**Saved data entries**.
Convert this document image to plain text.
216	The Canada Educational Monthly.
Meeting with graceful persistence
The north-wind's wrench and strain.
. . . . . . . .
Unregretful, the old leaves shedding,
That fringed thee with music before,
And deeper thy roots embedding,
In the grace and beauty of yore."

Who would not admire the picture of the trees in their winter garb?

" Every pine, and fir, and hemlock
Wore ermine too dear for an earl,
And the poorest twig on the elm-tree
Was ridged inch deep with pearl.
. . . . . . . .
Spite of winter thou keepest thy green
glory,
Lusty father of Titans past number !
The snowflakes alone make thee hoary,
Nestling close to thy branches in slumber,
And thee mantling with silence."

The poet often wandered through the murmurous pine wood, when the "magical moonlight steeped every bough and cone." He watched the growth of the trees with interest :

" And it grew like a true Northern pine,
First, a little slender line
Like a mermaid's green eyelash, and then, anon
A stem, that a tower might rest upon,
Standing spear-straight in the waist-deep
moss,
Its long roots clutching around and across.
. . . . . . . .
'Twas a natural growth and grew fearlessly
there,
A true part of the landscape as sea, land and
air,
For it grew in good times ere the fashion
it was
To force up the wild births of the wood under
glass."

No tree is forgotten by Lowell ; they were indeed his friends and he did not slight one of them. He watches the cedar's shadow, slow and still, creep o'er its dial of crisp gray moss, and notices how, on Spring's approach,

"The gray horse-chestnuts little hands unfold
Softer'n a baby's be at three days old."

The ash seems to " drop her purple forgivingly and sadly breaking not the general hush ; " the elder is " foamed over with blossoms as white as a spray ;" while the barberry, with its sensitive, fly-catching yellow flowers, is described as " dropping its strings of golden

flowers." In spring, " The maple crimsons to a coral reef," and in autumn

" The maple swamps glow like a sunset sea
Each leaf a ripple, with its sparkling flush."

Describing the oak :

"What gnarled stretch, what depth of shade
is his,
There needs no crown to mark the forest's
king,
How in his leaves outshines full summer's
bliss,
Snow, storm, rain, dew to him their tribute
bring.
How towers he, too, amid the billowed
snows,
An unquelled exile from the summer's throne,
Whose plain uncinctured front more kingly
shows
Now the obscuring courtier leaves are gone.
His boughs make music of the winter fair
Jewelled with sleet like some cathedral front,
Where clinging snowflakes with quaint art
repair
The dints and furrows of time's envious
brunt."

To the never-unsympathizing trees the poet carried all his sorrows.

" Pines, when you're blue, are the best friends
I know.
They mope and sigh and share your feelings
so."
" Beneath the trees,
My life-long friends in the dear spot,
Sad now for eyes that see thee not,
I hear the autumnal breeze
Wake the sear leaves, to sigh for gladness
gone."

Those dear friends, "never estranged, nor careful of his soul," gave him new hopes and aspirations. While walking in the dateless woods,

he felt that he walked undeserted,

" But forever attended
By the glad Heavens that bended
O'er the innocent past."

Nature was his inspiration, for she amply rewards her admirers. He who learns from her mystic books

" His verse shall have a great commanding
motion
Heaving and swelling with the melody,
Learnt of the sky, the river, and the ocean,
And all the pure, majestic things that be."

**Brief**.
Write out every record, exactly as written.

**Solution for this problem**.
Convert this document image to plain text.
216	The Canada Educational Monthly.
Meeting with graceful persistence
The north-wind's wrench and strain.
. . . . . . . .
Unregretful, the old leaves shedding,
That fringed thee with music before,
And deeper thy roots embedding,
In the grace and beauty of yore."

Who would not admire the picture of the trees in their winter garb?

" Every pine, and fir, and hemlock
Wore ermine too dear for an earl,
And the poorest twig on the elm-tree
Was ridged inch deep with pearl.
. . . . . . . .
Spite of winter thou keepest thy green
glory,
Lusty father of Titans past number !
The snowflakes alone make thee hoary,
Nestling close to thy branches in slumber,
And thee mantling with silence."

The poet often wandered through the murmurous pine wood, when the "magical moonlight steeped every bough and cone." He watched the growth of the trees with interest :

" And it grew like a true Northern pine,
First, a little slender line
Like a mermaid's green eyelash, and then, anon
A stem, that a tower might rest upon,
Standing spear-straight in the waist-deep
moss,
Its long roots clutching around and across.
. . . . . . . .
'Twas a natural growth and grew fearlessly
there,
A true part of the landscape as sea, land and
air,
For it grew in good times ere the fashion
it was
To force up the wild births of the wood under
glass."

No tree is forgotten by Lowell ; they were indeed his friends and he did not slight one of them. He watches the cedar's shadow, slow and still, creep o'er its dial of crisp gray moss, and notices how, on Spring's approach,

"The gray horse-chestnuts little hands unfold
Softer'n a baby's be at three days old."

The ash seems to " drop her purple forgivingly and sadly breaking not the general hush ; " the elder is " foamed over with blossoms as white as a spray ;" while the barberry, with its sensitive, fly-catching yellow flowers, is described as " dropping its strings of golden

flowers." In spring, " The maple crimsons to a coral reef," and in autumn

" The maple swamps glow like a sunset sea
Each leaf a ripple, with its sparkling flush."

Describing the oak :

"What gnarled stretch, what depth of shade
is his,
There needs no crown to mark the forest's
king,
How in his leaves outshines full summer's
bliss,
Snow, storm, rain, dew to him their tribute
bring.
How towers he, too, amid the billowed
snows,
An unquelled exile from the summer's throne,
Whose plain uncinctured front more kingly
shows
Now the obscuring courtier leaves are gone.
His boughs make music of the winter fair
Jewelled with sleet like some cathedral front,
Where clinging snowflakes with quaint art
repair
The dints and furrows of time's envious
brunt."

To the never-unsympathizing trees the poet carried all his sorrows.

" Pines, when you're blue, are the best friends
I know.
They mope and sigh and share your feelings
so."
" Beneath the trees,
My life-long friends in the dear spot,
Sad now for eyes that see thee not,
I hear the autumnal breeze
Wake the sear leaves, to sigh for gladness
gone."

Those dear friends, "never estranged, nor careful of his soul," gave him new hopes and aspirations. While walking in the dateless woods,

he felt that he walked undeserted,

" But forever attended
By the glad Heavens that bended
O'er the innocent past."

Nature was his inspiration, for she amply rewards her admirers. He who learns from her mystic books

" His verse shall have a great commanding
motion
Heaving and swelling with the melody,
Learnt of the sky, the river, and the ocean,
And all the pure, majestic things that be."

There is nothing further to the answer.